## start RECORDS FOR THIS EXERCISE
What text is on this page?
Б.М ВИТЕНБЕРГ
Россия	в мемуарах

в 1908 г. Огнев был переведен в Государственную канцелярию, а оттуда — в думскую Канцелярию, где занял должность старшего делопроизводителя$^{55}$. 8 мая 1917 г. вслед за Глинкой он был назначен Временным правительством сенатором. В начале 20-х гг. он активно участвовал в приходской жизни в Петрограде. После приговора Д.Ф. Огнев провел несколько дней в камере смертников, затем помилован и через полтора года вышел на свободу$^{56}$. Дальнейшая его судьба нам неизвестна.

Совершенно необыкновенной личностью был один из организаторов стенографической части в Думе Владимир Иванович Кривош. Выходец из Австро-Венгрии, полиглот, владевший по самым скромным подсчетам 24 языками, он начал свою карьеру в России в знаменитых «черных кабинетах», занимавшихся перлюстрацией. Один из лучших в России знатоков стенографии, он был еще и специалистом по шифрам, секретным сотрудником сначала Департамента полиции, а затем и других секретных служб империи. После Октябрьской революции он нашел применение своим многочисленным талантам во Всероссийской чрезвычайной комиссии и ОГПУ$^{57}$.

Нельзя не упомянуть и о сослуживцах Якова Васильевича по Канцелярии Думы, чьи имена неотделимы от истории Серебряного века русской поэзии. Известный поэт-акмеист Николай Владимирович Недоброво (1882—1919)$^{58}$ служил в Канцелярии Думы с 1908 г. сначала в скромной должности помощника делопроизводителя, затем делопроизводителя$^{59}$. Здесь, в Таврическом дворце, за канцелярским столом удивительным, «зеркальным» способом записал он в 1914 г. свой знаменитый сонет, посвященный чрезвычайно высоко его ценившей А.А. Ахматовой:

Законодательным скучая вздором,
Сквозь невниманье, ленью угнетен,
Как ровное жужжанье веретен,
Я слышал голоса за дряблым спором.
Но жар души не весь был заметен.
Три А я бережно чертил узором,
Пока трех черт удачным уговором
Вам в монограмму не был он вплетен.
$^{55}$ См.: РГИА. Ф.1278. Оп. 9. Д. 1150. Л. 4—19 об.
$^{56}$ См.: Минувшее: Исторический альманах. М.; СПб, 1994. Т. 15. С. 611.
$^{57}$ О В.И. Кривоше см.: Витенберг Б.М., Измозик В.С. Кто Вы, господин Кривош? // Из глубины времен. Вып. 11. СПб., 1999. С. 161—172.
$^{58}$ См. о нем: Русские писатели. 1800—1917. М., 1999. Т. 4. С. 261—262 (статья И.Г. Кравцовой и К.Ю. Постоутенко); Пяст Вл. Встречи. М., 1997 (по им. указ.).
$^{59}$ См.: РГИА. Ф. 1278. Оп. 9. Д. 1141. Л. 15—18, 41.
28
## end RECORDS FOR THIS EXERCISE
* [TASK DESCRIPTION]
Among the entries above, how many lines include the word "После"? Give the number with no comment.

* [PROBLEM SOLUTION]
2